Data listing:
+++

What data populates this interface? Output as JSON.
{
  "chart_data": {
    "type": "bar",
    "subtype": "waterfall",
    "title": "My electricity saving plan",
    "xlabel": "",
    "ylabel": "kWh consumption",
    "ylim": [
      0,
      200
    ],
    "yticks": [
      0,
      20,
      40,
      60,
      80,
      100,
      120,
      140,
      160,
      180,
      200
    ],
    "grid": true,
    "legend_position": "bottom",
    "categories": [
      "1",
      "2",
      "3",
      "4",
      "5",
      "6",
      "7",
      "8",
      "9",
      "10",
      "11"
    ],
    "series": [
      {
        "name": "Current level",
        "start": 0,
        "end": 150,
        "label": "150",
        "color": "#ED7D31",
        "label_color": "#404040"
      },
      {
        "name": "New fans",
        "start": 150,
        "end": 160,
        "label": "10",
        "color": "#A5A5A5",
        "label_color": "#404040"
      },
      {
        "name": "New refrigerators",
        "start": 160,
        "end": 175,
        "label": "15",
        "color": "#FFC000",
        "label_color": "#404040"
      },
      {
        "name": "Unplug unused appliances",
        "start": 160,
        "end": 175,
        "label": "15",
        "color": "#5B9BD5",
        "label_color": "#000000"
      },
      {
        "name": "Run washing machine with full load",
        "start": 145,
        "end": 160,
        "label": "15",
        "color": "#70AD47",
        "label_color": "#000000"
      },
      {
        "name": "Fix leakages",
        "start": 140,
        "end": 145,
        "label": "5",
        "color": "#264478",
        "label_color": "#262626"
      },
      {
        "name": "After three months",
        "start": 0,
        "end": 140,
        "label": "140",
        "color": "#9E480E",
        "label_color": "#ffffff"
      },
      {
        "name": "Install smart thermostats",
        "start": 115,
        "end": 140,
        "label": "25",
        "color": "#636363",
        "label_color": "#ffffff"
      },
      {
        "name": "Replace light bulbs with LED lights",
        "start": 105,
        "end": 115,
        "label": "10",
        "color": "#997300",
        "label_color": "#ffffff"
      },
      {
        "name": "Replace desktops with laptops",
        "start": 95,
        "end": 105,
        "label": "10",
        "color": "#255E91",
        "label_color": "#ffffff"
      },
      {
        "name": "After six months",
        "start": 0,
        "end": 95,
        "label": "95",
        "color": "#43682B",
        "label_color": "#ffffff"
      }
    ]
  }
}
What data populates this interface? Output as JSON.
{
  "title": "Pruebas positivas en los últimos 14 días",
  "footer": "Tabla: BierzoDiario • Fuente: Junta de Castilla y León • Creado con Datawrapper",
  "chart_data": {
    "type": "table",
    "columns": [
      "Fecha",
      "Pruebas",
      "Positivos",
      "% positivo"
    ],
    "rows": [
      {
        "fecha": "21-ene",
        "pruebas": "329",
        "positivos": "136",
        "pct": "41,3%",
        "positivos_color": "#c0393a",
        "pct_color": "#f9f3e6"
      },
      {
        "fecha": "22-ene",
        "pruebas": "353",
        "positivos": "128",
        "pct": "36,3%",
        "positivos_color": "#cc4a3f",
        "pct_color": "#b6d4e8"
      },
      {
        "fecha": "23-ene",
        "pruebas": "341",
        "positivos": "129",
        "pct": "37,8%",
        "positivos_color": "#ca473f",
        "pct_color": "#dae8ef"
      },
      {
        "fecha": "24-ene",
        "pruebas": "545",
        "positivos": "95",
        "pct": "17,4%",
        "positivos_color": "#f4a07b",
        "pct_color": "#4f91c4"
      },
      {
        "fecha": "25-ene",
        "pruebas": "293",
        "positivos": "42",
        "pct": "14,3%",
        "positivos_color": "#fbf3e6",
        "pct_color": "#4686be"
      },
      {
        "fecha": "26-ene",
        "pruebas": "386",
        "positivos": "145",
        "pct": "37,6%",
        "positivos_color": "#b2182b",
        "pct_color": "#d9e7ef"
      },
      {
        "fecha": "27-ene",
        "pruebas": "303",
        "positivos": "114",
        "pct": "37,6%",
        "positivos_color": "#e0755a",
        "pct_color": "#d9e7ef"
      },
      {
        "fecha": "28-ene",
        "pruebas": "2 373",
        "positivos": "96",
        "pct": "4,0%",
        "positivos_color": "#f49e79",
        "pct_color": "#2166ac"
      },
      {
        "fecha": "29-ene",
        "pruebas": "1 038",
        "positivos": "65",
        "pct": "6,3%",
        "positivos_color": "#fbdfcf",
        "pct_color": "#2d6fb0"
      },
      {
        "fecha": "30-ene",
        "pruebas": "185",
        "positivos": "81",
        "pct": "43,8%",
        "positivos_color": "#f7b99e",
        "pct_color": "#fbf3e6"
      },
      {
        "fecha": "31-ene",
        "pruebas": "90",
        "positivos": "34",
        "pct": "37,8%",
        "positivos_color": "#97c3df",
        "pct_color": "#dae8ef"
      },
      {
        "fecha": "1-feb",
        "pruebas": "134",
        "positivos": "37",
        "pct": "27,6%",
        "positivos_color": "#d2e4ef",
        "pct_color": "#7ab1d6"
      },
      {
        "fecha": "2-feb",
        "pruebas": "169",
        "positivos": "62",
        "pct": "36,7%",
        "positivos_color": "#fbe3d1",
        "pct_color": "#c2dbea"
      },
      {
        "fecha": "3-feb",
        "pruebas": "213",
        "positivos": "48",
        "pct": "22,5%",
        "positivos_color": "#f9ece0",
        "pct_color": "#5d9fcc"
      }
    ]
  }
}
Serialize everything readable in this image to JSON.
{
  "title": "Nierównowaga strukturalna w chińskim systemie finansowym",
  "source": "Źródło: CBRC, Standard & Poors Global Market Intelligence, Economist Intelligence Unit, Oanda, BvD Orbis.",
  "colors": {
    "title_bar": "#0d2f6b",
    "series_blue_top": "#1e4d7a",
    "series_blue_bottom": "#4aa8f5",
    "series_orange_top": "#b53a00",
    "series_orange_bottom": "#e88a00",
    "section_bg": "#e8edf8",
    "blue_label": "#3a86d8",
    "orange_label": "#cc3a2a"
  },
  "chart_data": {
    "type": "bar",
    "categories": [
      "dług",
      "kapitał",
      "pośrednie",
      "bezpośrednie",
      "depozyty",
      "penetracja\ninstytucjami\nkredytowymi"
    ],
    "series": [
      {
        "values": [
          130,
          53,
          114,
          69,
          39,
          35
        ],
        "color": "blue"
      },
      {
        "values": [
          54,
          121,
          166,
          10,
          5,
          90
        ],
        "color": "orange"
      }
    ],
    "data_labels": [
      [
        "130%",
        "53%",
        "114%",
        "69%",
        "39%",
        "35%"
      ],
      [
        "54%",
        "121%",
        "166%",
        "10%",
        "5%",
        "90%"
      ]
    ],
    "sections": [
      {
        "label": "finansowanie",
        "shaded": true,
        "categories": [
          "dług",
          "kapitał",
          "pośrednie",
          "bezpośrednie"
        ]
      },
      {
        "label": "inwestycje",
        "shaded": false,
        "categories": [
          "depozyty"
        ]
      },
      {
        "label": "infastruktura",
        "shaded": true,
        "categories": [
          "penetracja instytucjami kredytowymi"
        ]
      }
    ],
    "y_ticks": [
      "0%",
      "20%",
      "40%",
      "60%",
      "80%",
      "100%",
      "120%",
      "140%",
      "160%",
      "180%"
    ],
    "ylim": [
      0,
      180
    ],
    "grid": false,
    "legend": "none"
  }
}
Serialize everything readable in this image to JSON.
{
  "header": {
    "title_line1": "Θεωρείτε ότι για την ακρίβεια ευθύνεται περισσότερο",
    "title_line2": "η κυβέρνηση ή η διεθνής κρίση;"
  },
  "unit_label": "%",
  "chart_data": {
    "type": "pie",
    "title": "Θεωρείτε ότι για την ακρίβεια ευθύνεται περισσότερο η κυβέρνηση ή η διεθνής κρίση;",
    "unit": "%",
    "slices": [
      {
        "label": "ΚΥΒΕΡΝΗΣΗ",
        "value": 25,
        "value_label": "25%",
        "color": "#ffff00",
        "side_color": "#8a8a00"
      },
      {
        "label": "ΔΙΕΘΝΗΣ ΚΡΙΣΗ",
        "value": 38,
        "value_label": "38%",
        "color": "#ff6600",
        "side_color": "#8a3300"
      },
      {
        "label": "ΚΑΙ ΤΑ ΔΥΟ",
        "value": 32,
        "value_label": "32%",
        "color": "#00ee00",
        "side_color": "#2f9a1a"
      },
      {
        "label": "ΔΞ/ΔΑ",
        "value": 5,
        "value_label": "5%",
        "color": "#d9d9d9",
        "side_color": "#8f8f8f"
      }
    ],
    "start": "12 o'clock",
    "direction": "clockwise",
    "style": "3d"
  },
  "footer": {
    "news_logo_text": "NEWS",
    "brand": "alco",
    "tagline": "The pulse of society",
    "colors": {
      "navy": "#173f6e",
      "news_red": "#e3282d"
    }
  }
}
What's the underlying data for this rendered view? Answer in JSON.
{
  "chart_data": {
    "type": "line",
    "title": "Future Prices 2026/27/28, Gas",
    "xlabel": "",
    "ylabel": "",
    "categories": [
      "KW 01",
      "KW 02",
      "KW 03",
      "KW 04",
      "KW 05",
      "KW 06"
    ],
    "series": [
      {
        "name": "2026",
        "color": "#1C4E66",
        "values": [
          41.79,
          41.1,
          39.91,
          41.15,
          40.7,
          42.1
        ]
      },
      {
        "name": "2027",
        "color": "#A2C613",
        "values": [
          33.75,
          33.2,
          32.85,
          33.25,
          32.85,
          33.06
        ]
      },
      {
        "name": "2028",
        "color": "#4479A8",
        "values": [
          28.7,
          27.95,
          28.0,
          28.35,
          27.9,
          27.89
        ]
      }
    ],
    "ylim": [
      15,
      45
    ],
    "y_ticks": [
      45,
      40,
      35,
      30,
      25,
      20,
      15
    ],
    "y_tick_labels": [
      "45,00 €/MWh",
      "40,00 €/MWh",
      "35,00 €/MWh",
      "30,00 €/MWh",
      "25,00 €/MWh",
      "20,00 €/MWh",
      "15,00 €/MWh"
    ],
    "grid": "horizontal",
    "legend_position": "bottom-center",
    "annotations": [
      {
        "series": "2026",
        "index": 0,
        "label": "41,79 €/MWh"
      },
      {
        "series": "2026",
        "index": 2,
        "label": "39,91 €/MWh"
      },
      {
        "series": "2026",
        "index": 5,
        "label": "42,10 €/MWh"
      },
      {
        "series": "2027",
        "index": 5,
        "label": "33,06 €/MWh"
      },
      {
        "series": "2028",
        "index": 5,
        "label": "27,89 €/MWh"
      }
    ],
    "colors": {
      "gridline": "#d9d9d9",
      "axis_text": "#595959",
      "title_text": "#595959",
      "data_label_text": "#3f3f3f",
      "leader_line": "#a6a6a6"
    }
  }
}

+++

Locate all lines in the listing above with the word "footer" and copy them.

  "footer": "Tabla: BierzoDiario • Fuente: Junta de Castilla y León • Creado con Datawrapper",
  "footer": {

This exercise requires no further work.